#### [INFORMATION GIVEN]
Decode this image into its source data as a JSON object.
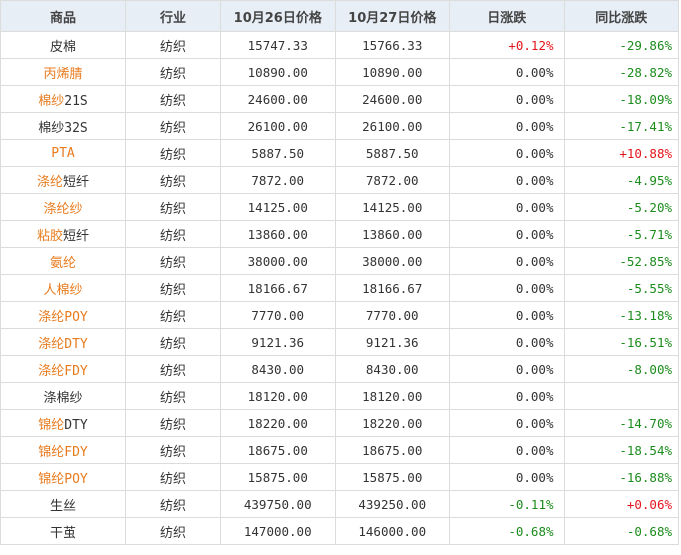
{
  "table": {
    "headers": [
      "商品",
      "行业",
      "10月26日价格",
      "10月27日价格",
      "日涨跌",
      "同比涨跌"
    ],
    "rows": [
      {
        "name": [
          "皮棉",
          ""
        ],
        "link": [
          false,
          false
        ],
        "industry": "纺织",
        "p1": "15747.33",
        "p2": "15766.33",
        "day": "+0.12%",
        "day_dir": "up",
        "yoy": "-29.86%",
        "yoy_dir": "down"
      },
      {
        "name": [
          "丙烯腈",
          ""
        ],
        "link": [
          true,
          false
        ],
        "industry": "纺织",
        "p1": "10890.00",
        "p2": "10890.00",
        "day": "0.00%",
        "day_dir": "flat",
        "yoy": "-28.82%",
        "yoy_dir": "down"
      },
      {
        "name": [
          "棉纱",
          "21S"
        ],
        "link": [
          true,
          false
        ],
        "industry": "纺织",
        "p1": "24600.00",
        "p2": "24600.00",
        "day": "0.00%",
        "day_dir": "flat",
        "yoy": "-18.09%",
        "yoy_dir": "down"
      },
      {
        "name": [
          "棉纱32S",
          ""
        ],
        "link": [
          false,
          false
        ],
        "industry": "纺织",
        "p1": "26100.00",
        "p2": "26100.00",
        "day": "0.00%",
        "day_dir": "flat",
        "yoy": "-17.41%",
        "yoy_dir": "down"
      },
      {
        "name": [
          "PTA",
          ""
        ],
        "link": [
          true,
          false
        ],
        "industry": "纺织",
        "p1": "5887.50",
        "p2": "5887.50",
        "day": "0.00%",
        "day_dir": "flat",
        "yoy": "+10.88%",
        "yoy_dir": "up"
      },
      {
        "name": [
          "涤纶",
          "短纤"
        ],
        "link": [
          true,
          false
        ],
        "industry": "纺织",
        "p1": "7872.00",
        "p2": "7872.00",
        "day": "0.00%",
        "day_dir": "flat",
        "yoy": "-4.95%",
        "yoy_dir": "down"
      },
      {
        "name": [
          "涤纶纱",
          ""
        ],
        "link": [
          true,
          false
        ],
        "industry": "纺织",
        "p1": "14125.00",
        "p2": "14125.00",
        "day": "0.00%",
        "day_dir": "flat",
        "yoy": "-5.20%",
        "yoy_dir": "down"
      },
      {
        "name": [
          "粘胶",
          "短纤"
        ],
        "link": [
          true,
          false
        ],
        "industry": "纺织",
        "p1": "13860.00",
        "p2": "13860.00",
        "day": "0.00%",
        "day_dir": "flat",
        "yoy": "-5.71%",
        "yoy_dir": "down"
      },
      {
        "name": [
          "氨纶",
          ""
        ],
        "link": [
          true,
          false
        ],
        "industry": "纺织",
        "p1": "38000.00",
        "p2": "38000.00",
        "day": "0.00%",
        "day_dir": "flat",
        "yoy": "-52.85%",
        "yoy_dir": "down"
      },
      {
        "name": [
          "人棉纱",
          ""
        ],
        "link": [
          true,
          false
        ],
        "industry": "纺织",
        "p1": "18166.67",
        "p2": "18166.67",
        "day": "0.00%",
        "day_dir": "flat",
        "yoy": "-5.55%",
        "yoy_dir": "down"
      },
      {
        "name": [
          "涤纶POY",
          ""
        ],
        "link": [
          true,
          false
        ],
        "industry": "纺织",
        "p1": "7770.00",
        "p2": "7770.00",
        "day": "0.00%",
        "day_dir": "flat",
        "yoy": "-13.18%",
        "yoy_dir": "down"
      },
      {
        "name": [
          "涤纶DTY",
          ""
        ],
        "link": [
          true,
          false
        ],
        "industry": "纺织",
        "p1": "9121.36",
        "p2": "9121.36",
        "day": "0.00%",
        "day_dir": "flat",
        "yoy": "-16.51%",
        "yoy_dir": "down"
      },
      {
        "name": [
          "涤纶FDY",
          ""
        ],
        "link": [
          true,
          false
        ],
        "industry": "纺织",
        "p1": "8430.00",
        "p2": "8430.00",
        "day": "0.00%",
        "day_dir": "flat",
        "yoy": "-8.00%",
        "yoy_dir": "down"
      },
      {
        "name": [
          "涤棉纱",
          ""
        ],
        "link": [
          false,
          false
        ],
        "industry": "纺织",
        "p1": "18120.00",
        "p2": "18120.00",
        "day": "0.00%",
        "day_dir": "flat",
        "yoy": "",
        "yoy_dir": "flat"
      },
      {
        "name": [
          "锦纶",
          "DTY"
        ],
        "link": [
          true,
          false
        ],
        "industry": "纺织",
        "p1": "18220.00",
        "p2": "18220.00",
        "day": "0.00%",
        "day_dir": "flat",
        "yoy": "-14.70%",
        "yoy_dir": "down"
      },
      {
        "name": [
          "锦纶FDY",
          ""
        ],
        "link": [
          true,
          false
        ],
        "industry": "纺织",
        "p1": "18675.00",
        "p2": "18675.00",
        "day": "0.00%",
        "day_dir": "flat",
        "yoy": "-18.54%",
        "yoy_dir": "down"
      },
      {
        "name": [
          "锦纶POY",
          ""
        ],
        "link": [
          true,
          false
        ],
        "industry": "纺织",
        "p1": "15875.00",
        "p2": "15875.00",
        "day": "0.00%",
        "day_dir": "flat",
        "yoy": "-16.88%",
        "yoy_dir": "down"
      },
      {
        "name": [
          "生丝",
          ""
        ],
        "link": [
          false,
          false
        ],
        "industry": "纺织",
        "p1": "439750.00",
        "p2": "439250.00",
        "day": "-0.11%",
        "day_dir": "down",
        "yoy": "+0.06%",
        "yoy_dir": "up"
      },
      {
        "name": [
          "干茧",
          ""
        ],
        "link": [
          false,
          false
        ],
        "industry": "纺织",
        "p1": "147000.00",
        "p2": "146000.00",
        "day": "-0.68%",
        "day_dir": "down",
        "yoy": "-0.68%",
        "yoy_dir": "down"
      }
    ]
  },
  "colors": {
    "header_bg": "#e8eef6",
    "link": "#e87b1e",
    "up": "#e4141b",
    "down": "#1c8c1c",
    "border": "#dcdcdc"
  }
}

#### [STATED GOAL]
Quote the full listing above word for word; exclude every picture from the copy.

#### [TASK RESULT]
Decode this image into its source data as a JSON object.
{
  "table": {
    "headers": [
      "商品",
      "行业",
      "10月26日价格",
      "10月27日价格",
      "日涨跌",
      "同比涨跌"
    ],
    "rows": [
      {
        "name": [
          "皮棉",
          ""
        ],
        "link": [
          false,
          false
        ],
        "industry": "纺织",
        "p1": "15747.33",
        "p2": "15766.33",
        "day": "+0.12%",
        "day_dir": "up",
        "yoy": "-29.86%",
        "yoy_dir": "down"
      },
      {
        "name": [
          "丙烯腈",
          ""
        ],
        "link": [
          true,
          false
        ],
        "industry": "纺织",
        "p1": "10890.00",
        "p2": "10890.00",
        "day": "0.00%",
        "day_dir": "flat",
        "yoy": "-28.82%",
        "yoy_dir": "down"
      },
      {
        "name": [
          "棉纱",
          "21S"
        ],
        "link": [
          true,
          false
        ],
        "industry": "纺织",
        "p1": "24600.00",
        "p2": "24600.00",
        "day": "0.00%",
        "day_dir": "flat",
        "yoy": "-18.09%",
        "yoy_dir": "down"
      },
      {
        "name": [
          "棉纱32S",
          ""
        ],
        "link": [
          false,
          false
        ],
        "industry": "纺织",
        "p1": "26100.00",
        "p2": "26100.00",
        "day": "0.00%",
        "day_dir": "flat",
        "yoy": "-17.41%",
        "yoy_dir": "down"
      },
      {
        "name": [
          "PTA",
          ""
        ],
        "link": [
          true,
          false
        ],
        "industry": "纺织",
        "p1": "5887.50",
        "p2": "5887.50",
        "day": "0.00%",
        "day_dir": "flat",
        "yoy": "+10.88%",
        "yoy_dir": "up"
      },
      {
        "name": [
          "涤纶",
          "短纤"
        ],
        "link": [
          true,
          false
        ],
        "industry": "纺织",
        "p1": "7872.00",
        "p2": "7872.00",
        "day": "0.00%",
        "day_dir": "flat",
        "yoy": "-4.95%",
        "yoy_dir": "down"
      },
      {
        "name": [
          "涤纶纱",
          ""
        ],
        "link": [
          true,
          false
        ],
        "industry": "纺织",
        "p1": "14125.00",
        "p2": "14125.00",
        "day": "0.00%",
        "day_dir": "flat",
        "yoy": "-5.20%",
        "yoy_dir": "down"
      },
      {
        "name": [
          "粘胶",
          "短纤"
        ],
        "link": [
          true,
          false
        ],
        "industry": "纺织",
        "p1": "13860.00",
        "p2": "13860.00",
        "day": "0.00%",
        "day_dir": "flat",
        "yoy": "-5.71%",
        "yoy_dir": "down"
      },
      {
        "name": [
          "氨纶",
          ""
        ],
        "link": [
          true,
          false
        ],
        "industry": "纺织",
        "p1": "38000.00",
        "p2": "38000.00",
        "day": "0.00%",
        "day_dir": "flat",
        "yoy": "-52.85%",
        "yoy_dir": "down"
      },
      {
        "name": [
          "人棉纱",
          ""
        ],
        "link": [
          true,
          false
        ],
        "industry": "纺织",
        "p1": "18166.67",
        "p2": "18166.67",
        "day": "0.00%",
        "day_dir": "flat",
        "yoy": "-5.55%",
        "yoy_dir": "down"
      },
      {
        "name": [
          "涤纶POY",
          ""
        ],
        "link": [
          true,
          false
        ],
        "industry": "纺织",
        "p1": "7770.00",
        "p2": "7770.00",
        "day": "0.00%",
        "day_dir": "flat",
        "yoy": "-13.18%",
        "yoy_dir": "down"
      },
      {
        "name": [
          "涤纶DTY",
          ""
        ],
        "link": [
          true,
          false
        ],
        "industry": "纺织",
        "p1": "9121.36",
        "p2": "9121.36",
        "day": "0.00%",
        "day_dir": "flat",
        "yoy": "-16.51%",
        "yoy_dir": "down"
      },
      {
        "name": [
          "涤纶FDY",
          ""
        ],
        "link": [
          true,
          false
        ],
        "industry": "纺织",
        "p1": "8430.00",
        "p2": "8430.00",
        "day": "0.00%",
        "day_dir": "flat",
        "yoy": "-8.00%",
        "yoy_dir": "down"
      },
      {
        "name": [
          "涤棉纱",
          ""
        ],
        "link": [
          false,
          false
        ],
        "industry": "纺织",
        "p1": "18120.00",
        "p2": "18120.00",
        "day": "0.00%",
        "day_dir": "flat",
        "yoy": "",
        "yoy_dir": "flat"
      },
      {
        "name": [
          "锦纶",
          "DTY"
        ],
        "link": [
          true,
          false
        ],
        "industry": "纺织",
        "p1": "18220.00",
        "p2": "18220.00",
        "day": "0.00%",
        "day_dir": "flat",
        "yoy": "-14.70%",
        "yoy_dir": "down"
      },
      {
        "name": [
          "锦纶FDY",
          ""
        ],
        "link": [
          true,
          false
        ],
        "industry": "纺织",
        "p1": "18675.00",
        "p2": "18675.00",
        "day": "0.00%",
        "day_dir": "flat",
        "yoy": "-18.54%",
        "yoy_dir": "down"
      },
      {
        "name": [
          "锦纶POY",
          ""
        ],
        "link": [
          true,
          false
        ],
        "industry": "纺织",
        "p1": "15875.00",
        "p2": "15875.00",
        "day": "0.00%",
        "day_dir": "flat",
        "yoy": "-16.88%",
        "yoy_dir": "down"
      },
      {
        "name": [
          "生丝",
          ""
        ],
        "link": [
          false,
          false
        ],
        "industry": "纺织",
        "p1": "439750.00",
        "p2": "439250.00",
        "day": "-0.11%",
        "day_dir": "down",
        "yoy": "+0.06%",
        "yoy_dir": "up"
      },
      {
        "name": [
          "干茧",
          ""
        ],
        "link": [
          false,
          false
        ],
        "industry": "纺织",
        "p1": "147000.00",
        "p2": "146000.00",
        "day": "-0.68%",
        "day_dir": "down",
        "yoy": "-0.68%",
        "yoy_dir": "down"
      }
    ]
  },
  "colors": {
    "header_bg": "#e8eef6",
    "link": "#e87b1e",
    "up": "#e4141b",
    "down": "#1c8c1c",
    "border": "#dcdcdc"
  }
}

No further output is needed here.